▸ Objective
Rewrite the rows below, changing every "result-cell" to "outcome-cell" and keeping everything else the same. Leave the pictures out of your answer.

(Listings of boxed layout items)
## Start

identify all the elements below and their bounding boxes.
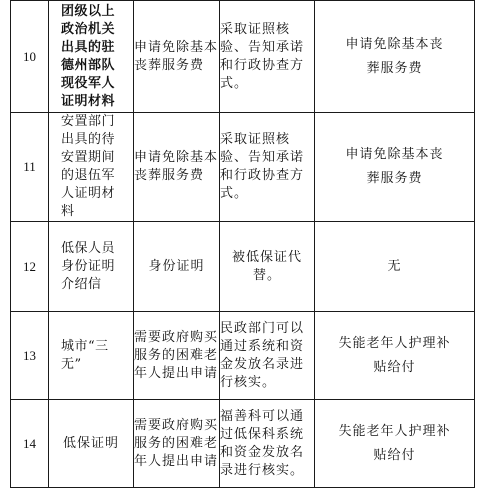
result-text: 申请免除基本丧葬服务费 bbox=[345, 147, 444, 186]
row-number: 10 bbox=[11, 1, 49, 113]
method-text: 福善科可以通过低保科系统和资金发放名录进行核实。 bbox=[220, 408, 305, 478]
item-cell bbox=[134, 400, 220, 488]
material-cell bbox=[49, 312, 134, 400]
item-text: 申请免除基本丧葬服务费 bbox=[134, 150, 219, 183]
material-cell bbox=[49, 400, 134, 488]
result-cell bbox=[315, 312, 475, 400]
result-cell bbox=[315, 222, 475, 312]
method-cell bbox=[220, 1, 315, 113]
material-text: 低保证明 bbox=[62, 435, 119, 451]
material-cell bbox=[49, 222, 134, 312]
method-text: 民政部门可以通过系统和资金发放名录进行核实。 bbox=[220, 320, 305, 390]
material-cell bbox=[49, 1, 134, 113]
item-cell bbox=[134, 113, 220, 222]
result-text: 失能老年人护理补贴给付 bbox=[338, 423, 451, 463]
item-cell bbox=[134, 312, 220, 400]
method-text: 采取证照核验、告知承诺和行政协查方式。 bbox=[220, 21, 305, 91]
material-text: 低保人员身份证明介绍信 bbox=[61, 240, 116, 292]
row-number: 11 bbox=[11, 113, 49, 222]
item-cell bbox=[134, 1, 220, 113]
method-text: 被低保证代替。 bbox=[231, 249, 302, 283]
table-row bbox=[11, 222, 475, 312]
item-text: 申请免除基本丧葬服务费 bbox=[134, 39, 219, 73]
material-text: 城市“三无” bbox=[61, 338, 109, 372]
row-number: 12 bbox=[11, 222, 49, 312]
item-text: 身份证明 bbox=[148, 258, 205, 274]
table-row bbox=[11, 113, 475, 222]
item-text: 需要政府购买服务的困难老年人提出申请 bbox=[134, 329, 219, 381]
item-cell bbox=[134, 222, 220, 312]
result-cell bbox=[315, 1, 475, 113]
result-cell bbox=[315, 400, 475, 488]
table-row bbox=[11, 1, 475, 113]
result-text: 失能老年人护理补贴给付 bbox=[338, 335, 451, 375]
material-text: 团级以上政治机关出具的驻德州部队现役军人证明材料 bbox=[61, 3, 116, 109]
item-text: 需要政府购买服务的困难老年人提出申请 bbox=[134, 417, 219, 469]
method-cell bbox=[220, 222, 315, 312]
result-text: 无 bbox=[387, 258, 402, 274]
document-table bbox=[10, 0, 475, 488]
row-number: 14 bbox=[11, 400, 49, 488]
method-text: 采取证照核验、告知承诺和行政协查方式。 bbox=[220, 132, 305, 201]
material-text: 安置部门出具的待安置期间的退伍军人证明材料 bbox=[61, 114, 116, 219]
method-cell bbox=[220, 400, 315, 488]
material-cell bbox=[49, 113, 134, 222]
result-cell bbox=[315, 113, 475, 222]
method-cell bbox=[220, 312, 315, 400]
row-number: 13 bbox=[11, 312, 49, 400]
method-cell bbox=[220, 113, 315, 222]
table-row bbox=[11, 400, 475, 488]
table-row bbox=[11, 312, 475, 400]
result-text: 申请免除基本丧葬服务费 bbox=[345, 36, 444, 76]
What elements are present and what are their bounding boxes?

## End

▸ Solution to this exercise
identify all the elements below and their bounding boxes.
result-text: 申请免除基本丧葬服务费 bbox=[345, 147, 444, 186]
row-number: 10 bbox=[11, 1, 49, 113]
method-text: 福善科可以通过低保科系统和资金发放名录进行核实。 bbox=[220, 408, 305, 478]
item-cell bbox=[134, 400, 220, 488]
material-cell bbox=[49, 312, 134, 400]
item-text: 申请免除基本丧葬服务费 bbox=[134, 150, 219, 183]
material-cell bbox=[49, 400, 134, 488]
outcome-cell bbox=[315, 312, 475, 400]
outcome-cell bbox=[315, 222, 475, 312]
method-cell bbox=[220, 1, 315, 113]
material-text: 低保证明 bbox=[62, 435, 119, 451]
material-cell bbox=[49, 222, 134, 312]
method-text: 民政部门可以通过系统和资金发放名录进行核实。 bbox=[220, 320, 305, 390]
material-cell bbox=[49, 1, 134, 113]
item-cell bbox=[134, 113, 220, 222]
result-text: 失能老年人护理补贴给付 bbox=[338, 423, 451, 463]
item-cell bbox=[134, 312, 220, 400]
method-text: 采取证照核验、告知承诺和行政协查方式。 bbox=[220, 21, 305, 91]
material-text: 低保人员身份证明介绍信 bbox=[61, 240, 116, 292]
row-number: 11 bbox=[11, 113, 49, 222]
item-cell bbox=[134, 1, 220, 113]
method-text: 被低保证代替。 bbox=[231, 249, 302, 283]
table-row bbox=[11, 222, 475, 312]
item-text: 申请免除基本丧葬服务费 bbox=[134, 39, 219, 73]
material-text: 城市“三无” bbox=[61, 338, 109, 372]
row-number: 12 bbox=[11, 222, 49, 312]
item-text: 身份证明 bbox=[148, 258, 205, 274]
table-row bbox=[11, 113, 475, 222]
item-text: 需要政府购买服务的困难老年人提出申请 bbox=[134, 329, 219, 381]
item-cell bbox=[134, 222, 220, 312]
outcome-cell bbox=[315, 1, 475, 113]
outcome-cell bbox=[315, 400, 475, 488]
table-row bbox=[11, 1, 475, 113]
result-text: 失能老年人护理补贴给付 bbox=[338, 335, 451, 375]
material-text: 团级以上政治机关出具的驻德州部队现役军人证明材料 bbox=[61, 3, 116, 109]
item-text: 需要政府购买服务的困难老年人提出申请 bbox=[134, 417, 219, 469]
method-cell bbox=[220, 222, 315, 312]
result-text: 无 bbox=[387, 258, 402, 274]
document-table bbox=[10, 0, 475, 488]
row-number: 14 bbox=[11, 400, 49, 488]
method-text: 采取证照核验、告知承诺和行政协查方式。 bbox=[220, 132, 305, 201]
material-text: 安置部门出具的待安置期间的退伍军人证明材料 bbox=[61, 114, 116, 219]
method-cell bbox=[220, 400, 315, 488]
material-cell bbox=[49, 113, 134, 222]
outcome-cell bbox=[315, 113, 475, 222]
method-cell bbox=[220, 312, 315, 400]
row-number: 13 bbox=[11, 312, 49, 400]
method-cell bbox=[220, 113, 315, 222]
table-row bbox=[11, 400, 475, 488]
table-row bbox=[11, 312, 475, 400]
result-text: 申请免除基本丧葬服务费 bbox=[345, 36, 444, 76]
What elements are present and what are their bounding boxes?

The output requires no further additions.